▶ _TASK DIRECTIONS_
Without including any pictures, write out the listing below exactly.

Collected data:
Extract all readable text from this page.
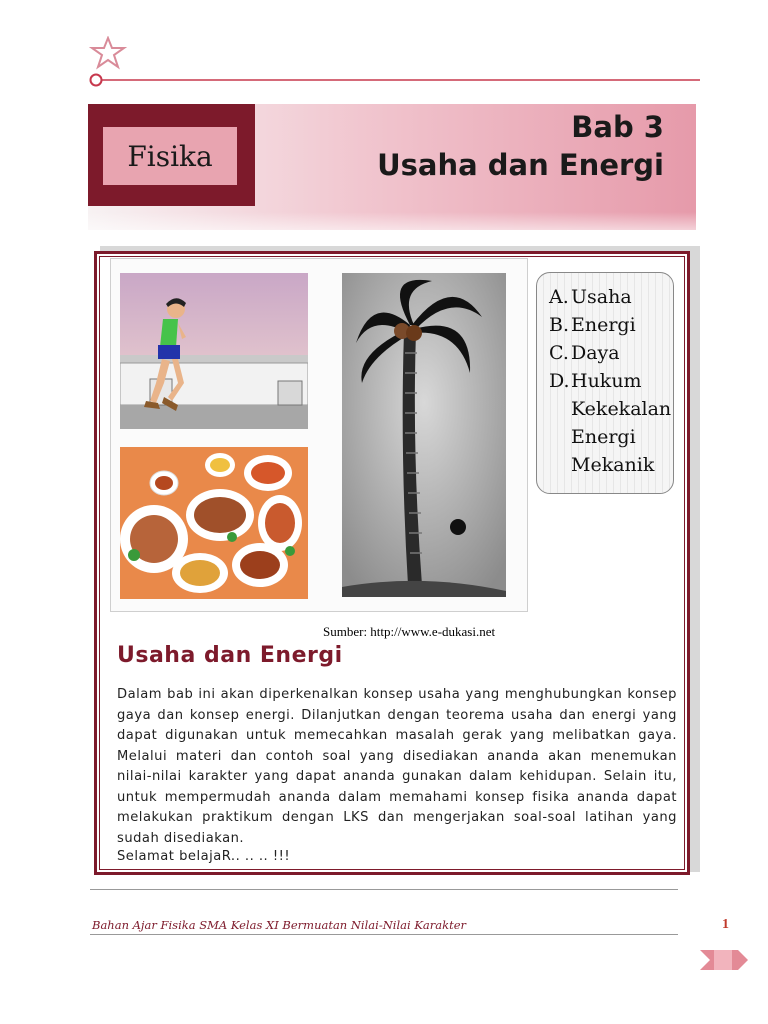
Fisika
Bab 3
Usaha dan Energi
A. Usaha
B. Energi
C. Daya
D. Hukum Kekekalan Energi Mekanik
Sumber: http://www.e-dukasi.net
Usaha dan Energi

Dalam bab ini akan diperkenalkan konsep usaha yang menghubungkan konsep gaya dan konsep energi. Dilanjutkan dengan teorema usaha dan energi yang dapat digunakan untuk memecahkan masalah gerak yang melibatkan gaya. Melalui materi dan contoh soal yang disediakan ananda akan menemukan nilai-nilai karakter yang dapat ananda gunakan dalam kehidupan. Selain itu, untuk mempermudah ananda dalam memahami konsep fisika ananda dapat melakukan praktikum dengan LKS dan mengerjakan soal-soal latihan yang sudah disediakan.

Selamat belajaR.. .. .. !!!
Bahan Ajar Fisika SMA Kelas XI Bermuatan Nilai-Nilai Karakter	1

▶ _TASK SOLUTION_
Extract all readable text from this page.
Fisika
Bab 3
Usaha dan Energi
A. Usaha
B. Energi
C. Daya
D. Hukum Kekekalan Energi Mekanik
Sumber: http://www.e-dukasi.net
Usaha dan Energi

Dalam bab ini akan diperkenalkan konsep usaha yang menghubungkan konsep gaya dan konsep energi. Dilanjutkan dengan teorema usaha dan energi yang dapat digunakan untuk memecahkan masalah gerak yang melibatkan gaya. Melalui materi dan contoh soal yang disediakan ananda akan menemukan nilai-nilai karakter yang dapat ananda gunakan dalam kehidupan. Selain itu, untuk mempermudah ananda dalam memahami konsep fisika ananda dapat melakukan praktikum dengan LKS dan mengerjakan soal-soal latihan yang sudah disediakan.

Selamat belajaR.. .. .. !!!
Bahan Ajar Fisika SMA Kelas XI Bermuatan Nilai-Nilai Karakter	1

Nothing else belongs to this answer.